— To be done —
Below is a set of records. Repeat all of them exactly.

## Begin Supplied data

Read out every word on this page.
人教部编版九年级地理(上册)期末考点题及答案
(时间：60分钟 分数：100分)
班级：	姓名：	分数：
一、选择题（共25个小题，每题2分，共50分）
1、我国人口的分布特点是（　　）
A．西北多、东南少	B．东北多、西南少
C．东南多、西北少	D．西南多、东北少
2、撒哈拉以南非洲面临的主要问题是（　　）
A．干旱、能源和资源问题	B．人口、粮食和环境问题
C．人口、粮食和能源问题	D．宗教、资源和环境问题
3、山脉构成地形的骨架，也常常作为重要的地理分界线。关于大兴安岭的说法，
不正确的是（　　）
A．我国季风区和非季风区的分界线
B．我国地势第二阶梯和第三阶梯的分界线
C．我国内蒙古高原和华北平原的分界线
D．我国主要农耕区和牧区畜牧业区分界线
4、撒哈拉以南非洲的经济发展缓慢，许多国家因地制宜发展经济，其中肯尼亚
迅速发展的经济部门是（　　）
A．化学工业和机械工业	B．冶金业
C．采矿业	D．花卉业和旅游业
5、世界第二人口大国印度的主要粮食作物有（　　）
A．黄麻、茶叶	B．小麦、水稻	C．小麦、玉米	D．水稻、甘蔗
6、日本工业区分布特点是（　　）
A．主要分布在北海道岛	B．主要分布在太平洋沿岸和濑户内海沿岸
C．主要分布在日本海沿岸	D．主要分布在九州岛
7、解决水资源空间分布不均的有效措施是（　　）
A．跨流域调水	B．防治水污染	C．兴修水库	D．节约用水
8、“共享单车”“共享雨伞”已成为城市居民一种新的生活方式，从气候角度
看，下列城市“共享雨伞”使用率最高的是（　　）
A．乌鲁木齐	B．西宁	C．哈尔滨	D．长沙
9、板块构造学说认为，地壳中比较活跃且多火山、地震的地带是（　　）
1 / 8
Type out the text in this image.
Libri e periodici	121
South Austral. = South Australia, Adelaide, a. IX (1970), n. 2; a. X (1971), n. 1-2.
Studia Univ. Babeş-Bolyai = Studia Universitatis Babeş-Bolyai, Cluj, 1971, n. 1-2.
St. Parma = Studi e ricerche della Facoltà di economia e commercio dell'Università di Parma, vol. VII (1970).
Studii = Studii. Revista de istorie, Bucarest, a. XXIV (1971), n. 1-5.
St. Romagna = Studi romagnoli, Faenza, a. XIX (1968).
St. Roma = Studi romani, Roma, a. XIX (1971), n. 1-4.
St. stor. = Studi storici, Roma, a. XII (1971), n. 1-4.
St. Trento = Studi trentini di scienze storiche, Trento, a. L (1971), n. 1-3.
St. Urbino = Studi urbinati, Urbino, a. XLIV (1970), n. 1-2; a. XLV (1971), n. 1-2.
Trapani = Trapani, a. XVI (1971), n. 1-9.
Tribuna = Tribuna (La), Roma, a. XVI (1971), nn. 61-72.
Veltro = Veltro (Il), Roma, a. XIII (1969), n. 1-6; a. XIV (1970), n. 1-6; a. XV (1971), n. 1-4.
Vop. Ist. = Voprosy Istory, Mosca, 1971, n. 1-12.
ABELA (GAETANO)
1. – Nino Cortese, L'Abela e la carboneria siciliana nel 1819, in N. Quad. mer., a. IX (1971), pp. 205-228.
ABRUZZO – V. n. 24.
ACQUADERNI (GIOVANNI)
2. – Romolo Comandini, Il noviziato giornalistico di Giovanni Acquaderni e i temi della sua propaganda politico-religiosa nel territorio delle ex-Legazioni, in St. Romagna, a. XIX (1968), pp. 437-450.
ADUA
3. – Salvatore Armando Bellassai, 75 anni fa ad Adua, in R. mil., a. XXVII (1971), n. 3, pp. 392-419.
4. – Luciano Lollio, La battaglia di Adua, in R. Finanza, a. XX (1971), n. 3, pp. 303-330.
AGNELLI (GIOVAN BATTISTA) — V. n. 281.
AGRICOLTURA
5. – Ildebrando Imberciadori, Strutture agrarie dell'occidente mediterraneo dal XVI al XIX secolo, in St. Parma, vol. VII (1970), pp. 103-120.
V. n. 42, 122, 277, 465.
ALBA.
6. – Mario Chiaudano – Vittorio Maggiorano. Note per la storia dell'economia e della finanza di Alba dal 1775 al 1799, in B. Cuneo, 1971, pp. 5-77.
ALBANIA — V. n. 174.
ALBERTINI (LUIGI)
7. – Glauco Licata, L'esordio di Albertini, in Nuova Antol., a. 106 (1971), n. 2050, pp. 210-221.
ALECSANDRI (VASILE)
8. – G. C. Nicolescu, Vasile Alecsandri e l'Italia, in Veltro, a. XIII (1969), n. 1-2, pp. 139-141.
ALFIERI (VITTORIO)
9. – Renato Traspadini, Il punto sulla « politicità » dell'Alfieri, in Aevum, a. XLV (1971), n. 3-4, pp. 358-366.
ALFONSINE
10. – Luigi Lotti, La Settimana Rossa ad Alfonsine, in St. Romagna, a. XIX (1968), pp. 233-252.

## End Supplied data

— Result of the task —
Read out every word on this page.
人教部编版九年级地理(上册)期末考点题及答案
(时间：60分钟 分数：100分)
班级：	姓名：	分数：
一、选择题（共25个小题，每题2分，共50分）
1、我国人口的分布特点是（　　）
A．西北多、东南少	B．东北多、西南少
C．东南多、西北少	D．西南多、东北少
2、撒哈拉以南非洲面临的主要问题是（　　）
A．干旱、能源和资源问题	B．人口、粮食和环境问题
C．人口、粮食和能源问题	D．宗教、资源和环境问题
3、山脉构成地形的骨架，也常常作为重要的地理分界线。关于大兴安岭的说法，
不正确的是（　　）
A．我国季风区和非季风区的分界线
B．我国地势第二阶梯和第三阶梯的分界线
C．我国内蒙古高原和华北平原的分界线
D．我国主要农耕区和牧区畜牧业区分界线
4、撒哈拉以南非洲的经济发展缓慢，许多国家因地制宜发展经济，其中肯尼亚
迅速发展的经济部门是（　　）
A．化学工业和机械工业	B．冶金业
C．采矿业	D．花卉业和旅游业
5、世界第二人口大国印度的主要粮食作物有（　　）
A．黄麻、茶叶	B．小麦、水稻	C．小麦、玉米	D．水稻、甘蔗
6、日本工业区分布特点是（　　）
A．主要分布在北海道岛	B．主要分布在太平洋沿岸和濑户内海沿岸
C．主要分布在日本海沿岸	D．主要分布在九州岛
7、解决水资源空间分布不均的有效措施是（　　）
A．跨流域调水	B．防治水污染	C．兴修水库	D．节约用水
8、“共享单车”“共享雨伞”已成为城市居民一种新的生活方式，从气候角度
看，下列城市“共享雨伞”使用率最高的是（　　）
A．乌鲁木齐	B．西宁	C．哈尔滨	D．长沙
9、板块构造学说认为，地壳中比较活跃且多火山、地震的地带是（　　）
1 / 8
Type out the text in this image.
Libri e periodici	121
South Austral. = South Australia, Adelaide, a. IX (1970), n. 2; a. X (1971), n. 1-2.
Studia Univ. Babeş-Bolyai = Studia Universitatis Babeş-Bolyai, Cluj, 1971, n. 1-2.
St. Parma = Studi e ricerche della Facoltà di economia e commercio dell'Università di Parma, vol. VII (1970).
Studii = Studii. Revista de istorie, Bucarest, a. XXIV (1971), n. 1-5.
St. Romagna = Studi romagnoli, Faenza, a. XIX (1968).
St. Roma = Studi romani, Roma, a. XIX (1971), n. 1-4.
St. stor. = Studi storici, Roma, a. XII (1971), n. 1-4.
St. Trento = Studi trentini di scienze storiche, Trento, a. L (1971), n. 1-3.
St. Urbino = Studi urbinati, Urbino, a. XLIV (1970), n. 1-2; a. XLV (1971), n. 1-2.
Trapani = Trapani, a. XVI (1971), n. 1-9.
Tribuna = Tribuna (La), Roma, a. XVI (1971), nn. 61-72.
Veltro = Veltro (Il), Roma, a. XIII (1969), n. 1-6; a. XIV (1970), n. 1-6; a. XV (1971), n. 1-4.
Vop. Ist. = Voprosy Istory, Mosca, 1971, n. 1-12.
ABELA (GAETANO)
1. – Nino Cortese, L'Abela e la carboneria siciliana nel 1819, in N. Quad. mer., a. IX (1971), pp. 205-228.
ABRUZZO – V. n. 24.
ACQUADERNI (GIOVANNI)
2. – Romolo Comandini, Il noviziato giornalistico di Giovanni Acquaderni e i temi della sua propaganda politico-religiosa nel territorio delle ex-Legazioni, in St. Romagna, a. XIX (1968), pp. 437-450.
ADUA
3. – Salvatore Armando Bellassai, 75 anni fa ad Adua, in R. mil., a. XXVII (1971), n. 3, pp. 392-419.
4. – Luciano Lollio, La battaglia di Adua, in R. Finanza, a. XX (1971), n. 3, pp. 303-330.
AGNELLI (GIOVAN BATTISTA) — V. n. 281.
AGRICOLTURA
5. – Ildebrando Imberciadori, Strutture agrarie dell'occidente mediterraneo dal XVI al XIX secolo, in St. Parma, vol. VII (1970), pp. 103-120.
V. n. 42, 122, 277, 465.
ALBA.
6. – Mario Chiaudano – Vittorio Maggiorano. Note per la storia dell'economia e della finanza di Alba dal 1775 al 1799, in B. Cuneo, 1971, pp. 5-77.
ALBANIA — V. n. 174.
ALBERTINI (LUIGI)
7. – Glauco Licata, L'esordio di Albertini, in Nuova Antol., a. 106 (1971), n. 2050, pp. 210-221.
ALECSANDRI (VASILE)
8. – G. C. Nicolescu, Vasile Alecsandri e l'Italia, in Veltro, a. XIII (1969), n. 1-2, pp. 139-141.
ALFIERI (VITTORIO)
9. – Renato Traspadini, Il punto sulla « politicità » dell'Alfieri, in Aevum, a. XLV (1971), n. 3-4, pp. 358-366.
ALFONSINE
10. – Luigi Lotti, La Settimana Rossa ad Alfonsine, in St. Romagna, a. XIX (1968), pp. 233-252.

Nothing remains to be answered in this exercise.